* _Problem details_: What follows are records. Restate all of them word for word.

* _Stored items_:
------------------------------

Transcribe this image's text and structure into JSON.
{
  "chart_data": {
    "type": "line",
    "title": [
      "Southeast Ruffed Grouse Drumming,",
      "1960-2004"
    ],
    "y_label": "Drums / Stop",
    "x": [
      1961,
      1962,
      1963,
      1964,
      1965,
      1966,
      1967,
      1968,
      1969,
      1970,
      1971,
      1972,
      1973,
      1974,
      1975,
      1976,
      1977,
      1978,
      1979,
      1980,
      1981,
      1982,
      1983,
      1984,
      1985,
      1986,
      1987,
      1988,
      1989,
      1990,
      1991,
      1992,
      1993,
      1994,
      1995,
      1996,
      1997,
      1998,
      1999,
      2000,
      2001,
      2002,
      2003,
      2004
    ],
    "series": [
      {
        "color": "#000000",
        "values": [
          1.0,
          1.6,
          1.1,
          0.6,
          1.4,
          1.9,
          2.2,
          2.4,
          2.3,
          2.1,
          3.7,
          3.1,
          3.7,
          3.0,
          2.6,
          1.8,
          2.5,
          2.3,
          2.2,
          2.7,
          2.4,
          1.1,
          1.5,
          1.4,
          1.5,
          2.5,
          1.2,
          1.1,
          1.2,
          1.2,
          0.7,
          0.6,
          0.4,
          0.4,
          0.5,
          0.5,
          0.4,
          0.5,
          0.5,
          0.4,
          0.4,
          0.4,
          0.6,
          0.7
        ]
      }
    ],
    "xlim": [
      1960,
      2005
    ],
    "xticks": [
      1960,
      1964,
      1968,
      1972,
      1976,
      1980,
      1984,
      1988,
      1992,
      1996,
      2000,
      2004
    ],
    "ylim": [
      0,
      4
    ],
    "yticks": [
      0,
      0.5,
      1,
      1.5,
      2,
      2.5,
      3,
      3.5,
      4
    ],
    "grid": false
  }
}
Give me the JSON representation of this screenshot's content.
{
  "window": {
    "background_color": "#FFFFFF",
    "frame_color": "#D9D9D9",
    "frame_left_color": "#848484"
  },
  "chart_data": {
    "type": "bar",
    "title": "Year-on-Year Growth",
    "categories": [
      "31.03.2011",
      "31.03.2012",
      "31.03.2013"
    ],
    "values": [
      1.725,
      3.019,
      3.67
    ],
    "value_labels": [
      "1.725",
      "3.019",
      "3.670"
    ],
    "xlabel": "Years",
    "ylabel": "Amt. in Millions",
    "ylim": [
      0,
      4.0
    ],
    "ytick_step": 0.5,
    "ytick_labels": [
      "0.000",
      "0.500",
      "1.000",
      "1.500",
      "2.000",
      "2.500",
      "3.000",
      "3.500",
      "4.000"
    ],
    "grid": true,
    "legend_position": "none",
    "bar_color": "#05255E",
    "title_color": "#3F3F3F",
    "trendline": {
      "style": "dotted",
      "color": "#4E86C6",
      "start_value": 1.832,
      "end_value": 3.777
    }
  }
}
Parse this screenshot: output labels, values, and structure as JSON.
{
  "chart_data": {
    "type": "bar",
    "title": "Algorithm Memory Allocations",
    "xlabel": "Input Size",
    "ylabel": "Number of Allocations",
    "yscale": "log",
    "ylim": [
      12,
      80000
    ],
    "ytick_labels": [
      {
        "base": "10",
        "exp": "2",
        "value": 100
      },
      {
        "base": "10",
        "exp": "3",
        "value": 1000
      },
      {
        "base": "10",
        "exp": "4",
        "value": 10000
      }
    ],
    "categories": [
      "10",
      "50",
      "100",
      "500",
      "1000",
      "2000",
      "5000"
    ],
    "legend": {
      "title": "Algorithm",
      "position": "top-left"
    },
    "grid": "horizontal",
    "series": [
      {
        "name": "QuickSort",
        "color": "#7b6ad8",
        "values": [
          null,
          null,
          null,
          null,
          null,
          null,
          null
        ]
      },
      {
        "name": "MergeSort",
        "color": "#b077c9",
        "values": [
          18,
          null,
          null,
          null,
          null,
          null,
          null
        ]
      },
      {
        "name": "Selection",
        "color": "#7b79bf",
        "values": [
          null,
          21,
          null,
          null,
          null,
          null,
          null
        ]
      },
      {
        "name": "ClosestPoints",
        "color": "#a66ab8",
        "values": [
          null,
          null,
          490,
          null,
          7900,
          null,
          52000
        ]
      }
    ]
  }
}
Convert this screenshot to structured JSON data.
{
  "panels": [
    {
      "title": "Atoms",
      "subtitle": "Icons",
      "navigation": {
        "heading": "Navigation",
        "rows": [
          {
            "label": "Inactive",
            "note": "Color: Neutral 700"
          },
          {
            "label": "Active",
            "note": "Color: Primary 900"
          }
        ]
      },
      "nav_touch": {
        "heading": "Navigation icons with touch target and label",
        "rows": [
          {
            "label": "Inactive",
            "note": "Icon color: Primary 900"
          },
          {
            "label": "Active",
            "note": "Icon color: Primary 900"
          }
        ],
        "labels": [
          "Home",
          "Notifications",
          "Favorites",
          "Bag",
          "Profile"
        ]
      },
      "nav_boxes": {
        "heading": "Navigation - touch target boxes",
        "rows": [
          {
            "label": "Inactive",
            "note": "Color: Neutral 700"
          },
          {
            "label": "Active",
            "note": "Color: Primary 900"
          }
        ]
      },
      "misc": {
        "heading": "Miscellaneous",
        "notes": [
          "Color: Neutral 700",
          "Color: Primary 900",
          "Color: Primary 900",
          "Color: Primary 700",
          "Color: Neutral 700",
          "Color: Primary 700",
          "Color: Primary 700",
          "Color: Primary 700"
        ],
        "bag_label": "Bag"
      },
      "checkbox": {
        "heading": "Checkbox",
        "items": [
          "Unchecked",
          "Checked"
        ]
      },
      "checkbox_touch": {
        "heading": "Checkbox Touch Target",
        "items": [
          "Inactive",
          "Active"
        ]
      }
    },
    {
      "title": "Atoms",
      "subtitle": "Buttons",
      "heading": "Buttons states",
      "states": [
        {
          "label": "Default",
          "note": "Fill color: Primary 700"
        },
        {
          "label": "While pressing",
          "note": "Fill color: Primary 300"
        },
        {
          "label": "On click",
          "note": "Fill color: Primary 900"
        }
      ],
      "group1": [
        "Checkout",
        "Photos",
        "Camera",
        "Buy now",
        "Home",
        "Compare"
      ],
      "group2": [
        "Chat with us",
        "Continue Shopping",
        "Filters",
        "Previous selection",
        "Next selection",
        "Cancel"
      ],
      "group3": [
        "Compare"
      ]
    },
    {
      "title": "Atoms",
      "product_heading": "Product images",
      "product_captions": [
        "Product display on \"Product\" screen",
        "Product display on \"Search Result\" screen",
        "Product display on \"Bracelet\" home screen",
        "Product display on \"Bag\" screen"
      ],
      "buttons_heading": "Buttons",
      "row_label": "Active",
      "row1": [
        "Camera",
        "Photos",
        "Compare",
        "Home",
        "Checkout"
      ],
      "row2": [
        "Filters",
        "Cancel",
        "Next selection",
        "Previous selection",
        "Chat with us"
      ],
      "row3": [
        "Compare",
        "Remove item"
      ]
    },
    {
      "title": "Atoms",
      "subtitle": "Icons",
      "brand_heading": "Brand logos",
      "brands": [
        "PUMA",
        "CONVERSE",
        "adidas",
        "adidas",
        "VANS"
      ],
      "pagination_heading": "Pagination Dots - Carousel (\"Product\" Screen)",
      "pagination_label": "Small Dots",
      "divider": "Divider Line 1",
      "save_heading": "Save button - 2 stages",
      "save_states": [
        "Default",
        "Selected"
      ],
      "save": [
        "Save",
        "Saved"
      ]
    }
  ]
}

------------------------------

* _Expected answer_:
Transcribe this image's text and structure into JSON.
{
  "chart_data": {
    "type": "line",
    "title": [
      "Southeast Ruffed Grouse Drumming,",
      "1960-2004"
    ],
    "y_label": "Drums / Stop",
    "x": [
      1961,
      1962,
      1963,
      1964,
      1965,
      1966,
      1967,
      1968,
      1969,
      1970,
      1971,
      1972,
      1973,
      1974,
      1975,
      1976,
      1977,
      1978,
      1979,
      1980,
      1981,
      1982,
      1983,
      1984,
      1985,
      1986,
      1987,
      1988,
      1989,
      1990,
      1991,
      1992,
      1993,
      1994,
      1995,
      1996,
      1997,
      1998,
      1999,
      2000,
      2001,
      2002,
      2003,
      2004
    ],
    "series": [
      {
        "color": "#000000",
        "values": [
          1.0,
          1.6,
          1.1,
          0.6,
          1.4,
          1.9,
          2.2,
          2.4,
          2.3,
          2.1,
          3.7,
          3.1,
          3.7,
          3.0,
          2.6,
          1.8,
          2.5,
          2.3,
          2.2,
          2.7,
          2.4,
          1.1,
          1.5,
          1.4,
          1.5,
          2.5,
          1.2,
          1.1,
          1.2,
          1.2,
          0.7,
          0.6,
          0.4,
          0.4,
          0.5,
          0.5,
          0.4,
          0.5,
          0.5,
          0.4,
          0.4,
          0.4,
          0.6,
          0.7
        ]
      }
    ],
    "xlim": [
      1960,
      2005
    ],
    "xticks": [
      1960,
      1964,
      1968,
      1972,
      1976,
      1980,
      1984,
      1988,
      1992,
      1996,
      2000,
      2004
    ],
    "ylim": [
      0,
      4
    ],
    "yticks": [
      0,
      0.5,
      1,
      1.5,
      2,
      2.5,
      3,
      3.5,
      4
    ],
    "grid": false
  }
}
Give me the JSON representation of this screenshot's content.
{
  "window": {
    "background_color": "#FFFFFF",
    "frame_color": "#D9D9D9",
    "frame_left_color": "#848484"
  },
  "chart_data": {
    "type": "bar",
    "title": "Year-on-Year Growth",
    "categories": [
      "31.03.2011",
      "31.03.2012",
      "31.03.2013"
    ],
    "values": [
      1.725,
      3.019,
      3.67
    ],
    "value_labels": [
      "1.725",
      "3.019",
      "3.670"
    ],
    "xlabel": "Years",
    "ylabel": "Amt. in Millions",
    "ylim": [
      0,
      4.0
    ],
    "ytick_step": 0.5,
    "ytick_labels": [
      "0.000",
      "0.500",
      "1.000",
      "1.500",
      "2.000",
      "2.500",
      "3.000",
      "3.500",
      "4.000"
    ],
    "grid": true,
    "legend_position": "none",
    "bar_color": "#05255E",
    "title_color": "#3F3F3F",
    "trendline": {
      "style": "dotted",
      "color": "#4E86C6",
      "start_value": 1.832,
      "end_value": 3.777
    }
  }
}
Parse this screenshot: output labels, values, and structure as JSON.
{
  "chart_data": {
    "type": "bar",
    "title": "Algorithm Memory Allocations",
    "xlabel": "Input Size",
    "ylabel": "Number of Allocations",
    "yscale": "log",
    "ylim": [
      12,
      80000
    ],
    "ytick_labels": [
      {
        "base": "10",
        "exp": "2",
        "value": 100
      },
      {
        "base": "10",
        "exp": "3",
        "value": 1000
      },
      {
        "base": "10",
        "exp": "4",
        "value": 10000
      }
    ],
    "categories": [
      "10",
      "50",
      "100",
      "500",
      "1000",
      "2000",
      "5000"
    ],
    "legend": {
      "title": "Algorithm",
      "position": "top-left"
    },
    "grid": "horizontal",
    "series": [
      {
        "name": "QuickSort",
        "color": "#7b6ad8",
        "values": [
          null,
          null,
          null,
          null,
          null,
          null,
          null
        ]
      },
      {
        "name": "MergeSort",
        "color": "#b077c9",
        "values": [
          18,
          null,
          null,
          null,
          null,
          null,
          null
        ]
      },
      {
        "name": "Selection",
        "color": "#7b79bf",
        "values": [
          null,
          21,
          null,
          null,
          null,
          null,
          null
        ]
      },
      {
        "name": "ClosestPoints",
        "color": "#a66ab8",
        "values": [
          null,
          null,
          490,
          null,
          7900,
          null,
          52000
        ]
      }
    ]
  }
}
Convert this screenshot to structured JSON data.
{
  "panels": [
    {
      "title": "Atoms",
      "subtitle": "Icons",
      "navigation": {
        "heading": "Navigation",
        "rows": [
          {
            "label": "Inactive",
            "note": "Color: Neutral 700"
          },
          {
            "label": "Active",
            "note": "Color: Primary 900"
          }
        ]
      },
      "nav_touch": {
        "heading": "Navigation icons with touch target and label",
        "rows": [
          {
            "label": "Inactive",
            "note": "Icon color: Primary 900"
          },
          {
            "label": "Active",
            "note": "Icon color: Primary 900"
          }
        ],
        "labels": [
          "Home",
          "Notifications",
          "Favorites",
          "Bag",
          "Profile"
        ]
      },
      "nav_boxes": {
        "heading": "Navigation - touch target boxes",
        "rows": [
          {
            "label": "Inactive",
            "note": "Color: Neutral 700"
          },
          {
            "label": "Active",
            "note": "Color: Primary 900"
          }
        ]
      },
      "misc": {
        "heading": "Miscellaneous",
        "notes": [
          "Color: Neutral 700",
          "Color: Primary 900",
          "Color: Primary 900",
          "Color: Primary 700",
          "Color: Neutral 700",
          "Color: Primary 700",
          "Color: Primary 700",
          "Color: Primary 700"
        ],
        "bag_label": "Bag"
      },
      "checkbox": {
        "heading": "Checkbox",
        "items": [
          "Unchecked",
          "Checked"
        ]
      },
      "checkbox_touch": {
        "heading": "Checkbox Touch Target",
        "items": [
          "Inactive",
          "Active"
        ]
      }
    },
    {
      "title": "Atoms",
      "subtitle": "Buttons",
      "heading": "Buttons states",
      "states": [
        {
          "label": "Default",
          "note": "Fill color: Primary 700"
        },
        {
          "label": "While pressing",
          "note": "Fill color: Primary 300"
        },
        {
          "label": "On click",
          "note": "Fill color: Primary 900"
        }
      ],
      "group1": [
        "Checkout",
        "Photos",
        "Camera",
        "Buy now",
        "Home",
        "Compare"
      ],
      "group2": [
        "Chat with us",
        "Continue Shopping",
        "Filters",
        "Previous selection",
        "Next selection",
        "Cancel"
      ],
      "group3": [
        "Compare"
      ]
    },
    {
      "title": "Atoms",
      "product_heading": "Product images",
      "product_captions": [
        "Product display on \"Product\" screen",
        "Product display on \"Search Result\" screen",
        "Product display on \"Bracelet\" home screen",
        "Product display on \"Bag\" screen"
      ],
      "buttons_heading": "Buttons",
      "row_label": "Active",
      "row1": [
        "Camera",
        "Photos",
        "Compare",
        "Home",
        "Checkout"
      ],
      "row2": [
        "Filters",
        "Cancel",
        "Next selection",
        "Previous selection",
        "Chat with us"
      ],
      "row3": [
        "Compare",
        "Remove item"
      ]
    },
    {
      "title": "Atoms",
      "subtitle": "Icons",
      "brand_heading": "Brand logos",
      "brands": [
        "PUMA",
        "CONVERSE",
        "adidas",
        "adidas",
        "VANS"
      ],
      "pagination_heading": "Pagination Dots - Carousel (\"Product\" Screen)",
      "pagination_label": "Small Dots",
      "divider": "Divider Line 1",
      "save_heading": "Save button - 2 stages",
      "save_states": [
        "Default",
        "Selected"
      ],
      "save": [
        "Save",
        "Saved"
      ]
    }
  ]
}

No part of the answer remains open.